> THE REQUEST
Copy out all lines carrying the word "smiling".

================

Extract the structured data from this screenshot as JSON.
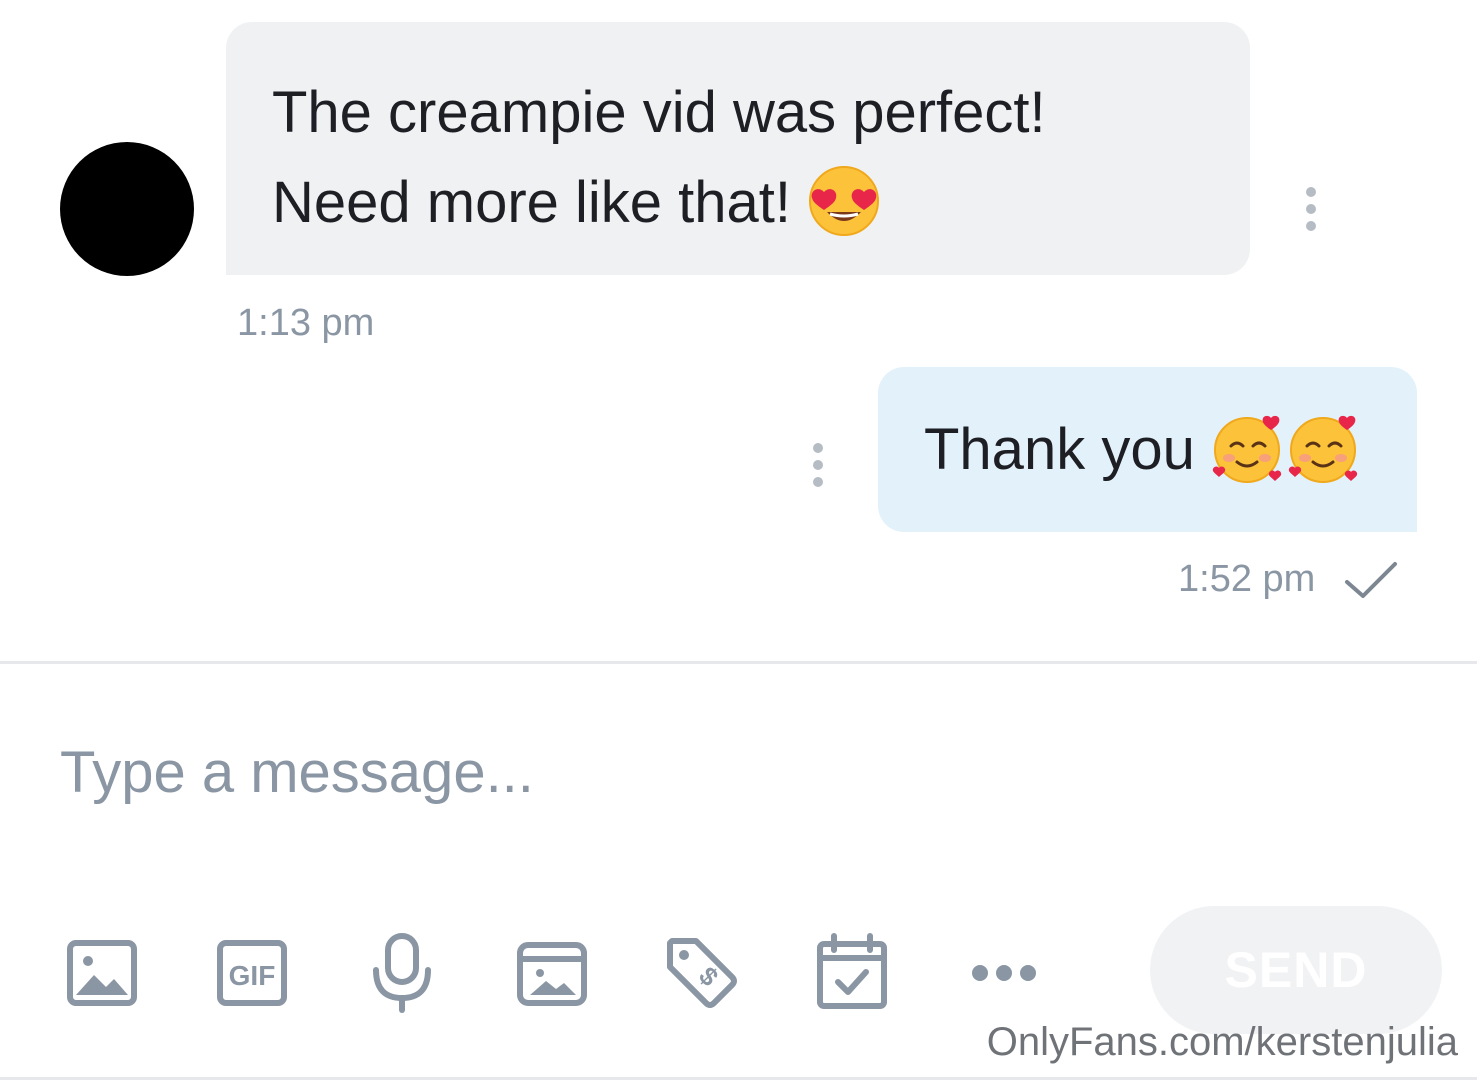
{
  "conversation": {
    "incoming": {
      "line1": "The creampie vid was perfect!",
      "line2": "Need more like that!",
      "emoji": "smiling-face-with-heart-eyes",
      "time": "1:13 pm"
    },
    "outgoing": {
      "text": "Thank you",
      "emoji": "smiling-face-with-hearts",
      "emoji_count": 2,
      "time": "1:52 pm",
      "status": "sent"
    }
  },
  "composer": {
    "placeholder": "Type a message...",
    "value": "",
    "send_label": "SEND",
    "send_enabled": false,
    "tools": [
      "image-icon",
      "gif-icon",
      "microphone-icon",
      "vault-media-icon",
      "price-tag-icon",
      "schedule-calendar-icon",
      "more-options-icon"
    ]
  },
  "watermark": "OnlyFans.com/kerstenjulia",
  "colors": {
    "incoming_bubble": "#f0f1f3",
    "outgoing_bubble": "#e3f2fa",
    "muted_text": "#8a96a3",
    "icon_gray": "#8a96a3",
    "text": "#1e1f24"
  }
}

================

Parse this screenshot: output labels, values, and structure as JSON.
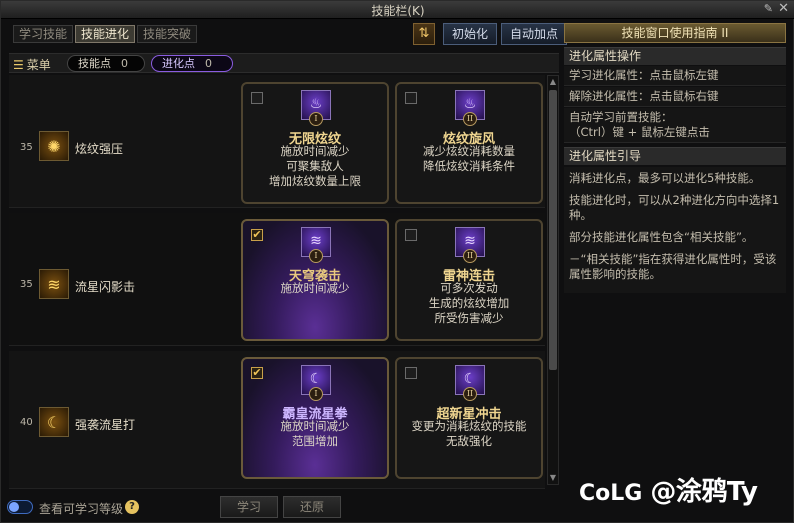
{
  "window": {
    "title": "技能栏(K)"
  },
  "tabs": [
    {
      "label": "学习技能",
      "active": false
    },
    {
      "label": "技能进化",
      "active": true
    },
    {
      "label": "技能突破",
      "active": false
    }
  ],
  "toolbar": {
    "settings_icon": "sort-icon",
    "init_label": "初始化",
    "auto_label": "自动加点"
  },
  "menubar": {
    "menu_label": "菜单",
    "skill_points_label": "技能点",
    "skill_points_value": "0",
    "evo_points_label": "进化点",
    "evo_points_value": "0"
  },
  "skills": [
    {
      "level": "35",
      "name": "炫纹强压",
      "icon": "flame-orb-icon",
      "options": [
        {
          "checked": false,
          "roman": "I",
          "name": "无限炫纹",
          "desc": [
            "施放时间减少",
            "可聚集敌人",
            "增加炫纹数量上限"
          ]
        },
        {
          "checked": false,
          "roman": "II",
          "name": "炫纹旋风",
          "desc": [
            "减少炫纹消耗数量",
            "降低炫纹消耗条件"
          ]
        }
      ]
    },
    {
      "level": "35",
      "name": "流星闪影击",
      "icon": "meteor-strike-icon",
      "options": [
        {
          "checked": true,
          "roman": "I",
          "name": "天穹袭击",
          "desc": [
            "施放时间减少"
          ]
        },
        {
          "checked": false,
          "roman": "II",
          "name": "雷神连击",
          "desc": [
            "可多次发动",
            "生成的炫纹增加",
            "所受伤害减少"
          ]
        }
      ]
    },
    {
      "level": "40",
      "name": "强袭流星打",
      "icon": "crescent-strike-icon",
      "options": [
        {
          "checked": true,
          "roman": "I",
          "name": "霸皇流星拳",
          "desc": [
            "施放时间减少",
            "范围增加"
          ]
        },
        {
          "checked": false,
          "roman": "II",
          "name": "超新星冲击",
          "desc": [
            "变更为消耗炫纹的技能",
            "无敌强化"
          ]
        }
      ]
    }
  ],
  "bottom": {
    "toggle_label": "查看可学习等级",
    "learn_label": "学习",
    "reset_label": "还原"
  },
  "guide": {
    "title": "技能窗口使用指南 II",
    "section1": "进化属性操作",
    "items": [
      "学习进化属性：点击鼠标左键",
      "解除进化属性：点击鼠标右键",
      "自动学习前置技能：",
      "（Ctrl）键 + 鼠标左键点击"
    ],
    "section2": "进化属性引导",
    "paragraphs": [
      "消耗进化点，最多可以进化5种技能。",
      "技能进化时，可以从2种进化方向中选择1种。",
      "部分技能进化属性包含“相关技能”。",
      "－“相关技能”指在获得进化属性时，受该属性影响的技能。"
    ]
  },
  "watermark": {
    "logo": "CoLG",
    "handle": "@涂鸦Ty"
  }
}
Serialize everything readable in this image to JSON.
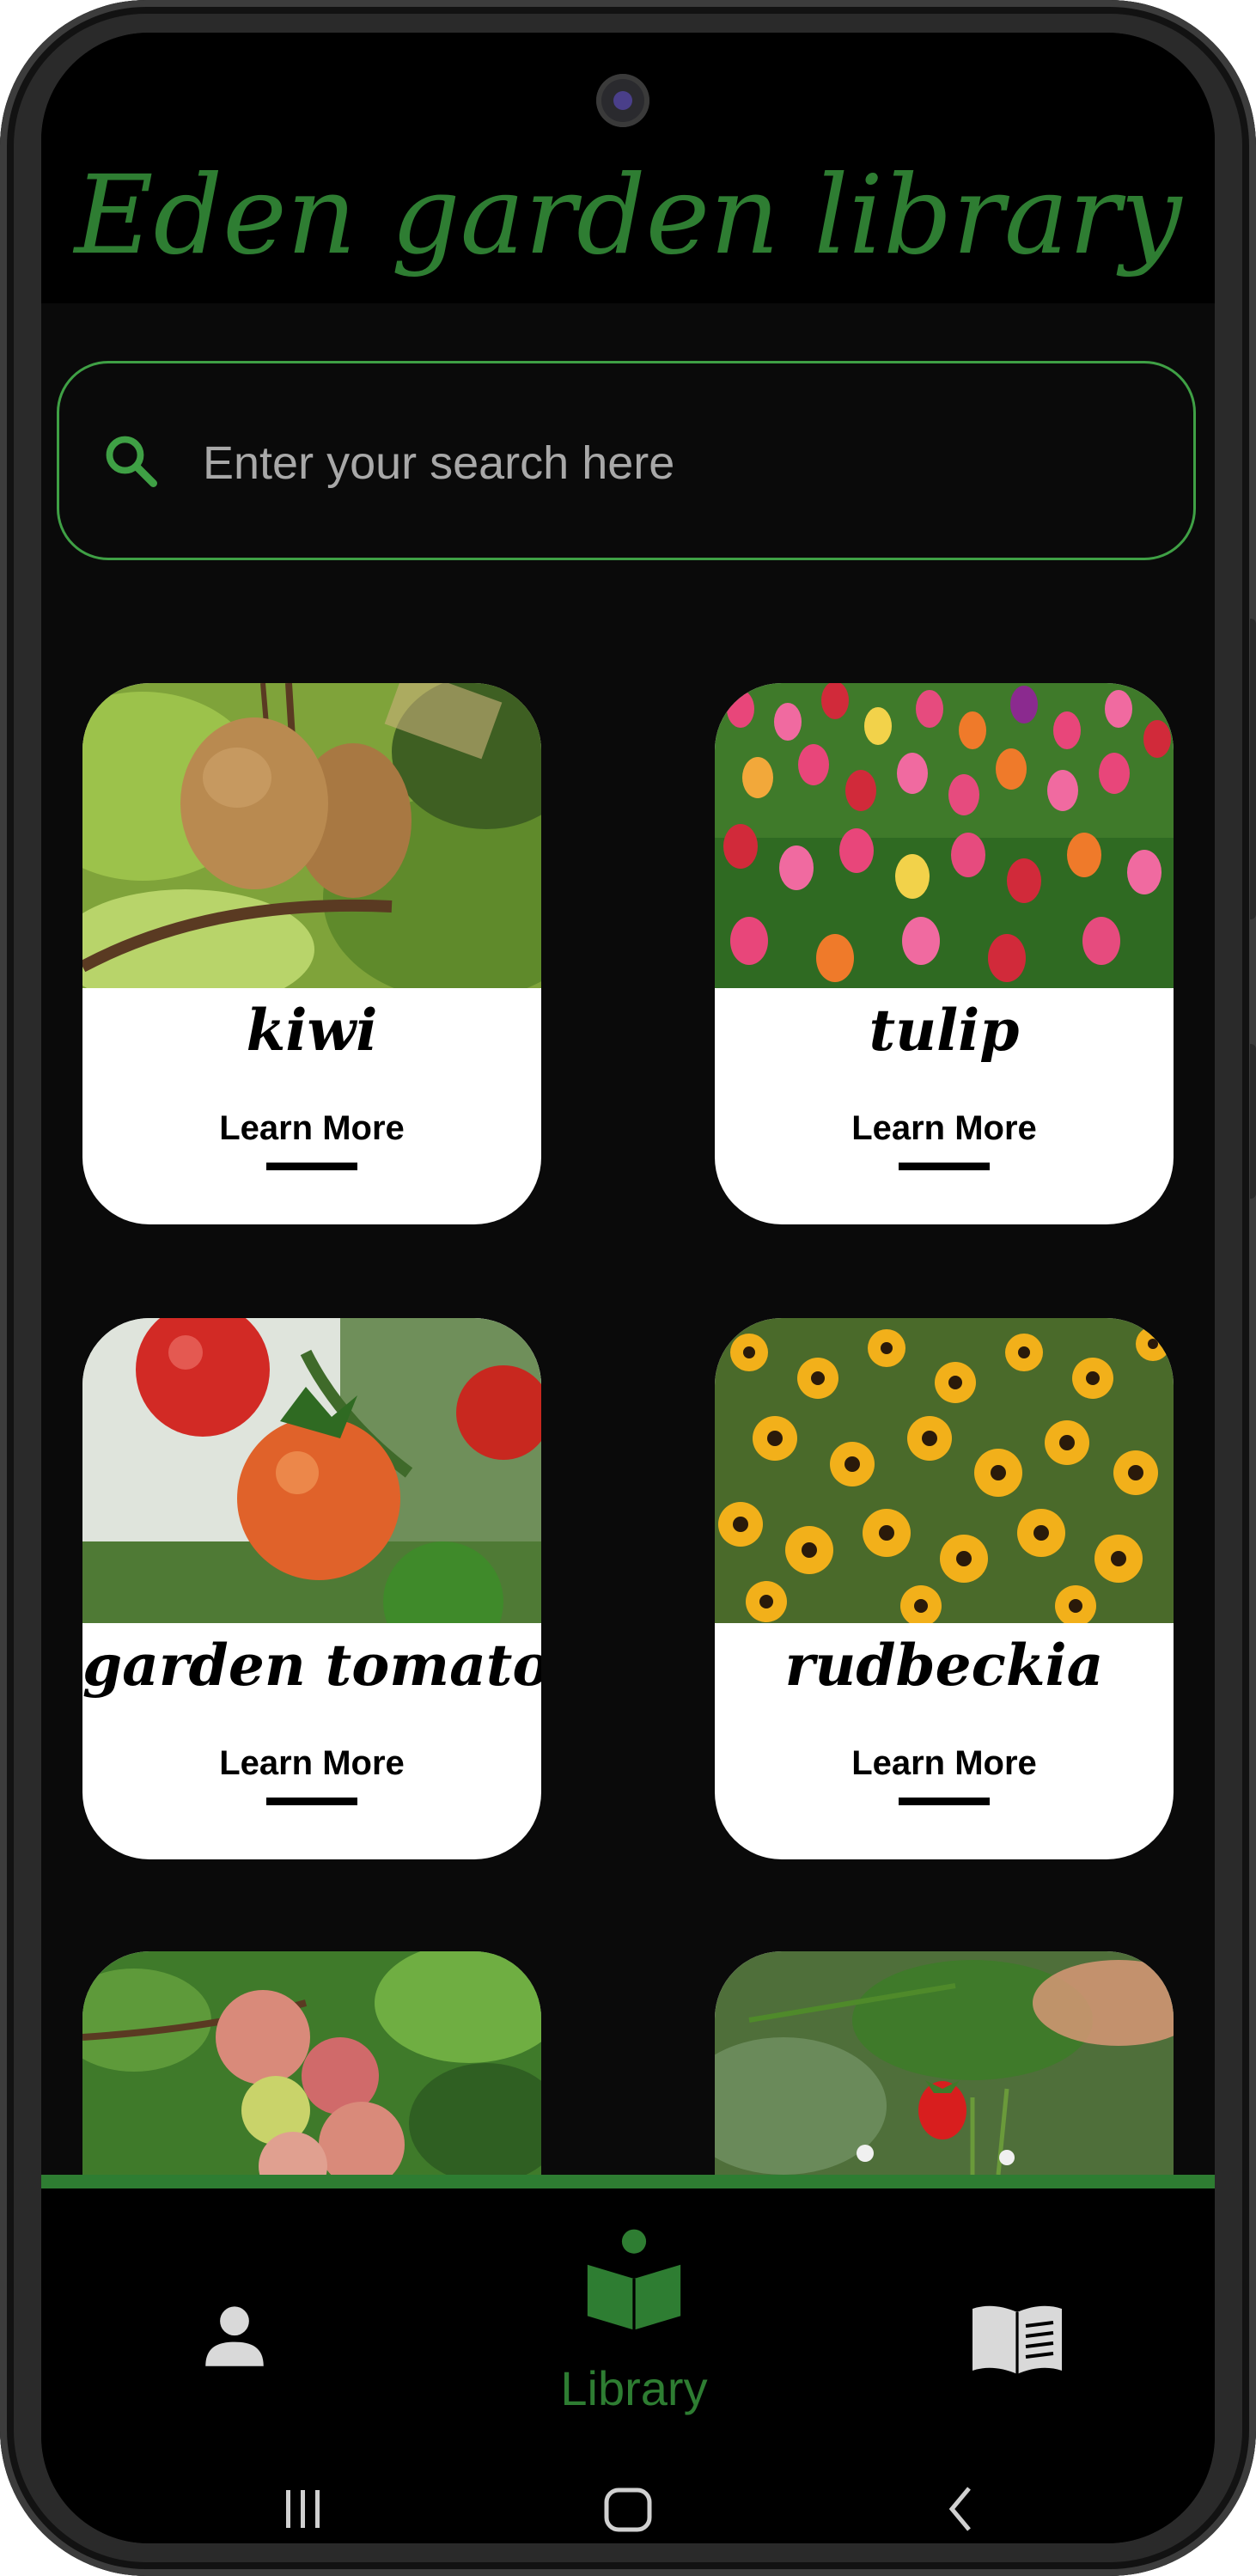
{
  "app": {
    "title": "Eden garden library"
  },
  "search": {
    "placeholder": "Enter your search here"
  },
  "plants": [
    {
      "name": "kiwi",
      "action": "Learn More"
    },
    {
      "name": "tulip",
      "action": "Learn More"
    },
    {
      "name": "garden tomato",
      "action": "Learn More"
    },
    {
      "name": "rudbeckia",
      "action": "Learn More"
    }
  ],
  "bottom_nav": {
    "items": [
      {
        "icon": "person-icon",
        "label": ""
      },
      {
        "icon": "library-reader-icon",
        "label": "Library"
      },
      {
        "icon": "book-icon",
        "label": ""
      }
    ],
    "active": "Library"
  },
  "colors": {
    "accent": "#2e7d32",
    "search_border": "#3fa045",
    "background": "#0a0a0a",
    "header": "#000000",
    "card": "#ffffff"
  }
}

================

> TASK RESPONSE
      "emoji": "smiling-face-with-heart-eyes",
      "emoji": "smiling-face-with-hearts",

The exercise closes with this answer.